--- WORK TO COMPLETE ---
Return the entries below verbatim. Pictures stay out.

+++ GIVEN DATA +++

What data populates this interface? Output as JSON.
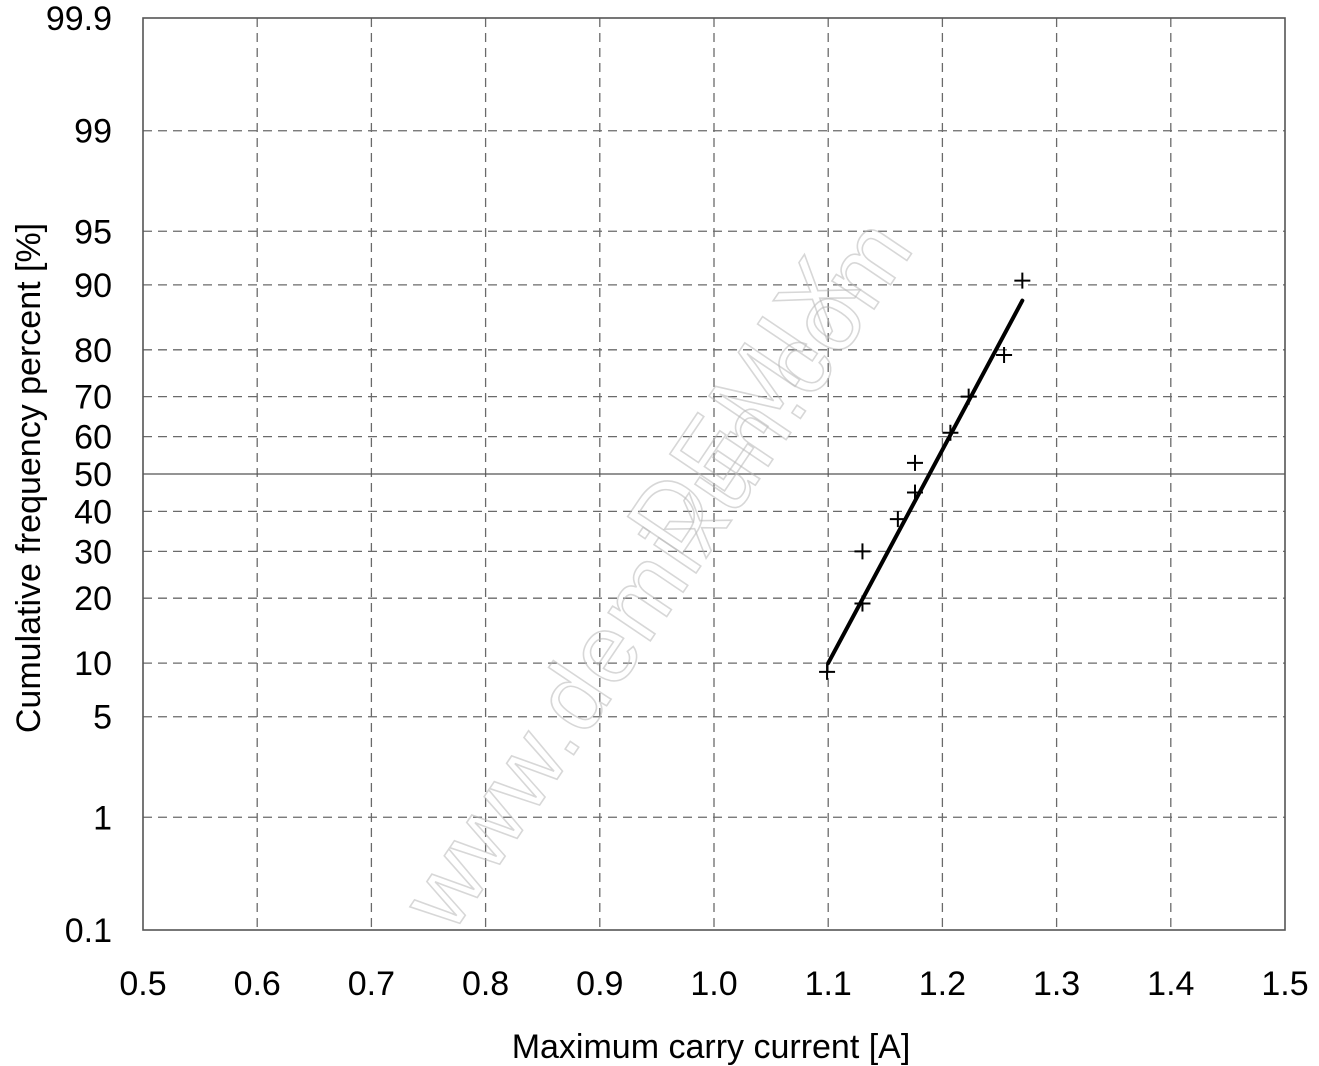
{
  "chart_data": {
    "type": "scatter",
    "xlabel": "Maximum carry current [A]",
    "ylabel": "Cumulative frequency percent [%]",
    "xlim": [
      0.5,
      1.5
    ],
    "ylim": [
      0.1,
      99.9
    ],
    "y_scale": "normal-probability",
    "grid": true,
    "x_ticks": [
      "0.5",
      "0.6",
      "0.7",
      "0.8",
      "0.9",
      "1.0",
      "1.1",
      "1.2",
      "1.3",
      "1.4",
      "1.5"
    ],
    "y_ticks": [
      {
        "label": "99.9",
        "value": 99.9
      },
      {
        "label": "99",
        "value": 99
      },
      {
        "label": "95",
        "value": 95
      },
      {
        "label": "90",
        "value": 90
      },
      {
        "label": "80",
        "value": 80
      },
      {
        "label": "70",
        "value": 70
      },
      {
        "label": "60",
        "value": 60
      },
      {
        "label": "50",
        "value": 50
      },
      {
        "label": "40",
        "value": 40
      },
      {
        "label": "30",
        "value": 30
      },
      {
        "label": "20",
        "value": 20
      },
      {
        "label": "10",
        "value": 10
      },
      {
        "label": "5",
        "value": 5
      },
      {
        "label": "1",
        "value": 1
      },
      {
        "label": "0.1",
        "value": 0.1
      }
    ],
    "series": [
      {
        "marker": "+",
        "points": [
          {
            "x": 1.099,
            "y": 9
          },
          {
            "x": 1.13,
            "y": 19
          },
          {
            "x": 1.13,
            "y": 30
          },
          {
            "x": 1.161,
            "y": 38
          },
          {
            "x": 1.176,
            "y": 45
          },
          {
            "x": 1.176,
            "y": 53
          },
          {
            "x": 1.207,
            "y": 61
          },
          {
            "x": 1.223,
            "y": 70
          },
          {
            "x": 1.254,
            "y": 79
          },
          {
            "x": 1.27,
            "y": 90.5
          }
        ]
      },
      {
        "style": "line",
        "points": [
          {
            "x": 1.1,
            "y": 10
          },
          {
            "x": 1.27,
            "y": 88
          }
        ]
      }
    ]
  },
  "watermark": {
    "line1": "DEMIX",
    "line2": "www.demixun.com"
  }
}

+++

--- TASK OUTPUT ---
What data populates this interface? Output as JSON.
{
  "chart_data": {
    "type": "scatter",
    "xlabel": "Maximum carry current [A]",
    "ylabel": "Cumulative frequency percent [%]",
    "xlim": [
      0.5,
      1.5
    ],
    "ylim": [
      0.1,
      99.9
    ],
    "y_scale": "normal-probability",
    "grid": true,
    "x_ticks": [
      "0.5",
      "0.6",
      "0.7",
      "0.8",
      "0.9",
      "1.0",
      "1.1",
      "1.2",
      "1.3",
      "1.4",
      "1.5"
    ],
    "y_ticks": [
      {
        "label": "99.9",
        "value": 99.9
      },
      {
        "label": "99",
        "value": 99
      },
      {
        "label": "95",
        "value": 95
      },
      {
        "label": "90",
        "value": 90
      },
      {
        "label": "80",
        "value": 80
      },
      {
        "label": "70",
        "value": 70
      },
      {
        "label": "60",
        "value": 60
      },
      {
        "label": "50",
        "value": 50
      },
      {
        "label": "40",
        "value": 40
      },
      {
        "label": "30",
        "value": 30
      },
      {
        "label": "20",
        "value": 20
      },
      {
        "label": "10",
        "value": 10
      },
      {
        "label": "5",
        "value": 5
      },
      {
        "label": "1",
        "value": 1
      },
      {
        "label": "0.1",
        "value": 0.1
      }
    ],
    "series": [
      {
        "marker": "+",
        "points": [
          {
            "x": 1.099,
            "y": 9
          },
          {
            "x": 1.13,
            "y": 19
          },
          {
            "x": 1.13,
            "y": 30
          },
          {
            "x": 1.161,
            "y": 38
          },
          {
            "x": 1.176,
            "y": 45
          },
          {
            "x": 1.176,
            "y": 53
          },
          {
            "x": 1.207,
            "y": 61
          },
          {
            "x": 1.223,
            "y": 70
          },
          {
            "x": 1.254,
            "y": 79
          },
          {
            "x": 1.27,
            "y": 90.5
          }
        ]
      },
      {
        "style": "line",
        "points": [
          {
            "x": 1.1,
            "y": 10
          },
          {
            "x": 1.27,
            "y": 88
          }
        ]
      }
    ]
  },
  "watermark": {
    "line1": "DEMIX",
    "line2": "www.demixun.com"
  }
}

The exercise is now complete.